REQUIREMENTS:
a) Using the description of the Gallipoli Heights, answer each question:
(i) Which glacier lies to the west of the Gallipoli Heights?
(ii) For what distance do the Russet Hills trend east–west?
(iii) How high is Monte Cassino?
b) In one to three sentences, explain why the Russet Hills carry that name, based on the description of the Gallipoli Heights.
c) Carry the description of the Gallipoli Heights forward from its last sentence.

TEXT SECTION:
○ ○ ○ ○ ○ ○ ○
The Gallipoli Heights are in the south of the Freyberg Mountains, to the south of Monte Cassino, the Moawhango Névé and the Alamein Range.
The Salamander Range is to the northeast, Evans Névé is to the southeast and south, and the Rennick Glacier is to the west.
There are various isolated peaks and nunataks rising from the ice around the Gallipoli Heights.

==Features==
===Saddle Hill===
.
A small saddle-shaped table rising from the east end of the northern ridge of the Gallipoli Heights.
The name is descriptive of the appearance of the hill when viewed from the north.
Named by the New Zealand Antarctic Place-Names Committee (NZ-APC) on the proposal of P.J. Oliver, New Zealand Antarctic Research Programme (NZARP) geologist who studied the hill, 1981-82.

===Buttress Peak===
.
A peak at the east end of the central ridge of the Gallipoli Heights.
The descriptive name was suggested by P.J. Oliver, NZARP geologist who studied the peak, 1981-82.

===Painted Peak===
.
A peak rising from the north part of Russet Hills in the Gallipoli Heights.
Descriptively named by the NZ-APC on the proposal of P.J. Oliver, NZARP geologist who studied the feature, 1981-82. Ignimbrite and dacite breccia cut by dikes of andesite and dacite give the peak many colors.

===Russet Hills===
.
A line of hills trending east–west for 3.5 nmi and forming the southern ridge of Gallipoli Heights.
Named by the NZ-APC on the proposal of P.J. Oliver, NZARP geologist who studied the hills, 1981-82.
Named descriptively from the red-colored ignimbrite rock of this feature.

==Nearby features==
===Monte Cassino===
.
A peak, 2,270 m high, at the southeast side of Moawhango Névé.
Named by the Northern Party of NZGSAE, 1963-64, for the association with Lord Freyberg and the Second New Zealand Expeditionary Force.

===Black Stump===
.
A prominent but low mountain 4.5 nmi southeast of Monte Cassino.
The feature is a black peaked mass of andesite rock, possibly the stump of an old volcano.
Descriptively named by NZARP geologist P.J. Oliver, who studied the mountain in the 1981-82 season.

===Lookout Nunatak===
.
A nunatak lying 6.5 nmi southeast of Monte Cassino.
The nunatak is in the middle of an icefall overlooking Gallipoli Heights to the southwest.
○ ○ ○ ○ ○ ○ ○
EXTRACTED DATA:
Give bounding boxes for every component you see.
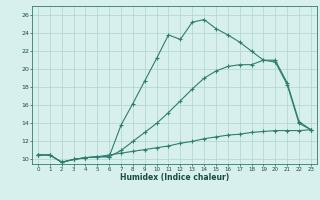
X-axis label: Humidex (Indice chaleur): Humidex (Indice chaleur) [120, 173, 229, 182]
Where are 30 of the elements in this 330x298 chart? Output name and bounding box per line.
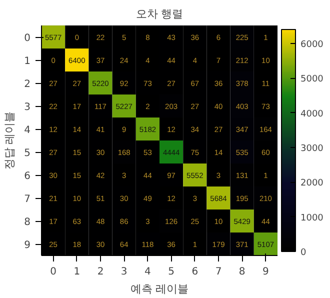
y-tick-label: 5 xyxy=(24,148,31,159)
y-axis-title: 정답 레이블 xyxy=(3,111,16,170)
x-tick-label: 1 xyxy=(74,266,80,278)
x-tick-label: 6 xyxy=(192,266,198,278)
y-tick-label: 2 xyxy=(24,79,31,90)
x-tick-label: 2 xyxy=(97,266,104,278)
x-tick-label: 4 xyxy=(144,266,151,278)
color-bar-label: 6000 xyxy=(300,40,324,50)
y-tick-label: 6 xyxy=(24,171,31,182)
y-tick-label: 3 xyxy=(24,102,31,113)
x-tick-label: 0 xyxy=(50,266,56,278)
x-tick-label: 3 xyxy=(120,266,128,278)
x-tick-label: 5 xyxy=(168,266,174,278)
x-axis-title: 예측 레이블 xyxy=(130,282,189,296)
color-bar-label: 3000 xyxy=(300,144,324,154)
color-bar-label: 0 xyxy=(300,248,306,258)
x-tick-label: 9 xyxy=(262,266,269,278)
color-bar-label: 4000 xyxy=(300,109,324,120)
color-bar-label: 1000 xyxy=(300,213,324,224)
y-tick-label: 7 xyxy=(24,194,31,205)
y-tick-label: 8 xyxy=(24,217,31,228)
y-tick-label: 1 xyxy=(24,56,31,67)
y-tick-label: 0 xyxy=(24,33,31,44)
y-tick-label: 4 xyxy=(24,125,31,136)
y-tick-label: 9 xyxy=(24,240,31,251)
color-bar-label: 5000 xyxy=(300,74,324,85)
color-bar-label: 2000 xyxy=(300,178,324,189)
chart-title: 오차 행렬 xyxy=(136,8,184,20)
x-tick-label: 8 xyxy=(238,266,246,278)
x-tick-label: 7 xyxy=(215,266,222,278)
○ ○ ○ ○ ○ ○ ○
TASK RESPONSES:
a)
(i) The Rennick Glacier.
(ii) 3.5 nmi.
(iii) 2,270 m.

b) The Russet Hills were named descriptively for the red-colored ignimbrite rock that makes up the feature. The NZ-APC gave the name on the proposal of P.J. Oliver, the NZARP geologist who studied the hills in 1981-82.

c)
So named by NZARP geologist P.J. Oliver because the nunatak served as a lookout on the initial visit to the area in the 1981-82 season.

===Mount Jackman===
.
A mountain, 1,920 m high, standing 9 nmi south of Mount Baldwin in the
Freyberg Mountains.
Named by the United States Advisory Committee on Antarctic Names (US-ACAN) for Warren A. Jackman, photographer, a member of the United States ArmyRP Victoria Land
Traverse Party which surveyed this area in 1959-60.

===Mount Massell===
.
A mountain, 1,880 m high, standing 6 nmi southeast of Mount Jackman.
Mapped by the United States Geological Survey (USGS) from surveys and United States Navy air photos, 1960-64.
Named by the US-ACAN for Wulf Massell, Biolab Manager at McMurdo Station in 1967.

===Salvador Nunatak===
.
A nunatak 2 nmi north of Schumann Nunatak, in the southwest part of Freyberg Mountains.
Mapped by the USGS from surveys and United States Navy air photos, 1960-64.
Named by the US-ACAN for Anthony Salvador, ionospheric physics researcher at McMurdo Station in 1967.

===Schumann Nunatak===
.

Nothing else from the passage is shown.